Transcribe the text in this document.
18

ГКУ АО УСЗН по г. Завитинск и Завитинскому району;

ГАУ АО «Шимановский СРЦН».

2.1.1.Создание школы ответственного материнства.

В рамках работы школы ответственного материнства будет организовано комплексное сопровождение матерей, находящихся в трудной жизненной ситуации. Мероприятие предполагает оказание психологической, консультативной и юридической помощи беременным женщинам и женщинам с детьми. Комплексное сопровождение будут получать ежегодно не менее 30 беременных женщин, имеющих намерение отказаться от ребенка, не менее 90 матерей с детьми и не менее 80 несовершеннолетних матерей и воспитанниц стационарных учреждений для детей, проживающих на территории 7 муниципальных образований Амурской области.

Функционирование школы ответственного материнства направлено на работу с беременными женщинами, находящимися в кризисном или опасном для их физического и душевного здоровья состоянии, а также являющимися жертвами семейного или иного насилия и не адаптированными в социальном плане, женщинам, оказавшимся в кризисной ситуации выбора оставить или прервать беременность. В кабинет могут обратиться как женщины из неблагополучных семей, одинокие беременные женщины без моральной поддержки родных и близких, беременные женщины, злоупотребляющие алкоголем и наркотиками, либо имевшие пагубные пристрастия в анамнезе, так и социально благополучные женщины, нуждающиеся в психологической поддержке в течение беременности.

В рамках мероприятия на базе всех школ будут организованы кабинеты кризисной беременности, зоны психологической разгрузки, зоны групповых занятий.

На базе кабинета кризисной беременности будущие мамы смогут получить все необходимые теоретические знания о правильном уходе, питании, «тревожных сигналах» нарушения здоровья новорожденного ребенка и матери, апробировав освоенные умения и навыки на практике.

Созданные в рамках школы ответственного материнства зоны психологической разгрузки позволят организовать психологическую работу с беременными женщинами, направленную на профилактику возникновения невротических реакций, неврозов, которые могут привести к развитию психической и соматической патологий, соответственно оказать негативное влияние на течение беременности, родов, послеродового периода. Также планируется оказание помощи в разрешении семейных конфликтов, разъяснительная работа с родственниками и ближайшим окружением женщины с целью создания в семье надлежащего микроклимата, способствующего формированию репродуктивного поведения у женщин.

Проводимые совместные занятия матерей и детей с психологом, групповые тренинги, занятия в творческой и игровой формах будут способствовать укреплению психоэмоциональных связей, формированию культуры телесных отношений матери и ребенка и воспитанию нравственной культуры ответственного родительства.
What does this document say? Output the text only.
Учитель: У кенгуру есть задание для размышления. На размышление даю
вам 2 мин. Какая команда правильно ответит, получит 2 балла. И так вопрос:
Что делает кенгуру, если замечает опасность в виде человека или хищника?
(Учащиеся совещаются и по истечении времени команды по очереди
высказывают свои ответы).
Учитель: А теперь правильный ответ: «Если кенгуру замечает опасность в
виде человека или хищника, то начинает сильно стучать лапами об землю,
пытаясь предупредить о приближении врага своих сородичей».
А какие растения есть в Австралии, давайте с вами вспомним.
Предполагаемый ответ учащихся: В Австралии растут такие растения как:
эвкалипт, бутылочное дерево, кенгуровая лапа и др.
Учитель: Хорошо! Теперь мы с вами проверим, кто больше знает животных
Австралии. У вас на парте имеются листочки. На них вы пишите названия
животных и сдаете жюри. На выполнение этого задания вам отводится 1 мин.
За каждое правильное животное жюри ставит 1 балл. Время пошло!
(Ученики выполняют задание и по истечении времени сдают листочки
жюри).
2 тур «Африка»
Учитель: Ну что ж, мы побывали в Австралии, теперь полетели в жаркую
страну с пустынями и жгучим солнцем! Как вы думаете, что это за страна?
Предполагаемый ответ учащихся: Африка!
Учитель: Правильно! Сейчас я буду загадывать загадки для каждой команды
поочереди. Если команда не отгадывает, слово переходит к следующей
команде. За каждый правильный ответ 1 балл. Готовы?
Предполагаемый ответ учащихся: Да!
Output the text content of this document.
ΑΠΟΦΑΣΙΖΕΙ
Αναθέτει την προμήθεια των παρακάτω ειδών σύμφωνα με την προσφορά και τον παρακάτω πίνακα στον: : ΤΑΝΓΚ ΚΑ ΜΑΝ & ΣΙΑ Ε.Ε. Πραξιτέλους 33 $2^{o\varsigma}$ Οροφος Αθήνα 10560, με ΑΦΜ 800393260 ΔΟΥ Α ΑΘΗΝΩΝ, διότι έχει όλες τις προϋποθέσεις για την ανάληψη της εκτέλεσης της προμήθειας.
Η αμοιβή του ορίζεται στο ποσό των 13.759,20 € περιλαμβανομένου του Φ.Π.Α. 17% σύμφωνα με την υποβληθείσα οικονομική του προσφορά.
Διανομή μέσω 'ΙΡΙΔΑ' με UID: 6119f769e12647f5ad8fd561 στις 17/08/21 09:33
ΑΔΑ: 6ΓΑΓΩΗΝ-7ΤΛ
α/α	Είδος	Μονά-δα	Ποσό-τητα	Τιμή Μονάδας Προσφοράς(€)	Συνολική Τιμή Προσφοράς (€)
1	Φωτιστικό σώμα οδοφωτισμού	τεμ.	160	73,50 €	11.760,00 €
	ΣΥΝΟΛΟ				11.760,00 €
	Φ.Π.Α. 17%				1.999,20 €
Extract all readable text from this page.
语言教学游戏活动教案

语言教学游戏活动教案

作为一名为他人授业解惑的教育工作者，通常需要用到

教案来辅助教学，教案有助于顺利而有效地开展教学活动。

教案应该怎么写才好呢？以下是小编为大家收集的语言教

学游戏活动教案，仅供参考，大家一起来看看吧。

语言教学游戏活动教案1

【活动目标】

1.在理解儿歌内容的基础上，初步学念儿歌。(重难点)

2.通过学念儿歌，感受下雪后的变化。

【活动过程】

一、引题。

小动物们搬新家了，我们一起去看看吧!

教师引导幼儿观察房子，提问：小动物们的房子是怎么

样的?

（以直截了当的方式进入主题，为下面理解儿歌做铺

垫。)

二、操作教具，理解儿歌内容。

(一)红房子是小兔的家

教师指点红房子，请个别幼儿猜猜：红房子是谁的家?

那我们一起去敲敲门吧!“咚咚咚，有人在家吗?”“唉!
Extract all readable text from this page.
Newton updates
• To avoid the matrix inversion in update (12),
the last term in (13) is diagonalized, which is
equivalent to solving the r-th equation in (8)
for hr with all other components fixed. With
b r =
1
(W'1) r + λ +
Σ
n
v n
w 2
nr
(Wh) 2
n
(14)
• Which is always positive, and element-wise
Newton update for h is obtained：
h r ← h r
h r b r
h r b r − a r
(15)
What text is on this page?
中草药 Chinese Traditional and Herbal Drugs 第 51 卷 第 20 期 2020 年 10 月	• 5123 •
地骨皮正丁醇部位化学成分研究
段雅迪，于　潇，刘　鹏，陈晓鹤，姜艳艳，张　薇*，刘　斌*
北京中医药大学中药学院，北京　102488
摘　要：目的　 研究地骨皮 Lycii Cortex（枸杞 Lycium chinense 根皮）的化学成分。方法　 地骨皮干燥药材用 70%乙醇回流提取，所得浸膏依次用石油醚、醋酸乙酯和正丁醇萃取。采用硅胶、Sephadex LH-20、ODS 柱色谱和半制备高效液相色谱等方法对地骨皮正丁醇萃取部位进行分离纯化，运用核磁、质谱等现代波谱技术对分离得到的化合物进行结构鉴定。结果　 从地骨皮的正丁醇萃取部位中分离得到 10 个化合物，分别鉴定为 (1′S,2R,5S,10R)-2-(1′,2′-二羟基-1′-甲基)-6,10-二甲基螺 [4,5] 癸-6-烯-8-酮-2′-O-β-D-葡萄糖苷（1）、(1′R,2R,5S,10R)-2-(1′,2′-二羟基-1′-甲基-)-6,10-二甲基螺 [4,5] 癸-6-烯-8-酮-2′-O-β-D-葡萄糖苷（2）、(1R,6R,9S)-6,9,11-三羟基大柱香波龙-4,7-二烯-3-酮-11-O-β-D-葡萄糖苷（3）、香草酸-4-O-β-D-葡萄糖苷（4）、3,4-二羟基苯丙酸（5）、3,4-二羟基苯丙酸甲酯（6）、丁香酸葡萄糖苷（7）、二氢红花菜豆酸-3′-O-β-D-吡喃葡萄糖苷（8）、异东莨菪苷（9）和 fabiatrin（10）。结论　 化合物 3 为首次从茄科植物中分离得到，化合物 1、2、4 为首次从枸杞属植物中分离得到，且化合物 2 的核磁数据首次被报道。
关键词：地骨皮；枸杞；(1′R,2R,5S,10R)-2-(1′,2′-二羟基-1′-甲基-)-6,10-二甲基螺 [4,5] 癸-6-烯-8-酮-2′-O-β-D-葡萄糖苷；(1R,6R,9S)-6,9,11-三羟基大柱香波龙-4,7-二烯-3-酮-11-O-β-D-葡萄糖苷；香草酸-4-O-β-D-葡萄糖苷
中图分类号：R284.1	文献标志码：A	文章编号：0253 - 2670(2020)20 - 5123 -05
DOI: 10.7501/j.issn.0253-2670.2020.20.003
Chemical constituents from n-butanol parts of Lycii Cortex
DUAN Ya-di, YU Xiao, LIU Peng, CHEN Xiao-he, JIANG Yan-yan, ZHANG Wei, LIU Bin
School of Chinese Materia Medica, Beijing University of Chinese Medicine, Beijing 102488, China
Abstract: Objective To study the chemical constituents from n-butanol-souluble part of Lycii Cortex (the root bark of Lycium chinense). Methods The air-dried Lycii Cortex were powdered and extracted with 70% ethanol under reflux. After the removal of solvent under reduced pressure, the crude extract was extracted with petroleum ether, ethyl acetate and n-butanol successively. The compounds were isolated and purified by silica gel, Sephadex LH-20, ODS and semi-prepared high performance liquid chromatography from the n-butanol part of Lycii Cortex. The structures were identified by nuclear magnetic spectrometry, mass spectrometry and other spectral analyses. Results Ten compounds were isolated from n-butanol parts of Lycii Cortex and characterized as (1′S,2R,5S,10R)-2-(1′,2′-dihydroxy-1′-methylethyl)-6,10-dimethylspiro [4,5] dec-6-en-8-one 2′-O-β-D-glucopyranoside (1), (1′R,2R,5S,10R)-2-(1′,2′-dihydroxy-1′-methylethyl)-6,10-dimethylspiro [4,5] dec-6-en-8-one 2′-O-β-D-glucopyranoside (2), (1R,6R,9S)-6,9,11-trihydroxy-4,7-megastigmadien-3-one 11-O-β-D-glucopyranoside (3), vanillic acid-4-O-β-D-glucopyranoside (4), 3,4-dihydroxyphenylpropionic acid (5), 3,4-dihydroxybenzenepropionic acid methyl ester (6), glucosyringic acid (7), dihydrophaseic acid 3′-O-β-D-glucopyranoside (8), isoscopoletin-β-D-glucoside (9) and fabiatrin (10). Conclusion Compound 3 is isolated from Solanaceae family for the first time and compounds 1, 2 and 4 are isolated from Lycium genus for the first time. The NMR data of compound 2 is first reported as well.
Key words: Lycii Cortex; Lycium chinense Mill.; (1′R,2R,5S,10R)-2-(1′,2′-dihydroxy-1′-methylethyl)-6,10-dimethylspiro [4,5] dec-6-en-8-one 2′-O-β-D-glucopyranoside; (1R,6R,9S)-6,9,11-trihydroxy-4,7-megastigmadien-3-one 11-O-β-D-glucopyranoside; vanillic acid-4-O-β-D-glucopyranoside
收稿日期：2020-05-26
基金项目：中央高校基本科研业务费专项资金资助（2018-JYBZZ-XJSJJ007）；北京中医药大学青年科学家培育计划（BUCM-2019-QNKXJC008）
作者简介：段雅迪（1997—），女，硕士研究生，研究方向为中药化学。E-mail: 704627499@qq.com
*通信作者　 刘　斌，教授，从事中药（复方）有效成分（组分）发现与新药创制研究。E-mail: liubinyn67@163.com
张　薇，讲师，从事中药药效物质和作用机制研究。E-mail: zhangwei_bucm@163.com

######

▶ [Exercise description]: Return each line of the listing that holds the string "человека".

▶ [Correct result]:
Что делает кенгуру, если замечает опасность в виде человека или хищника?
виде человека или хищника, то начинает сильно стучать лапами об землю,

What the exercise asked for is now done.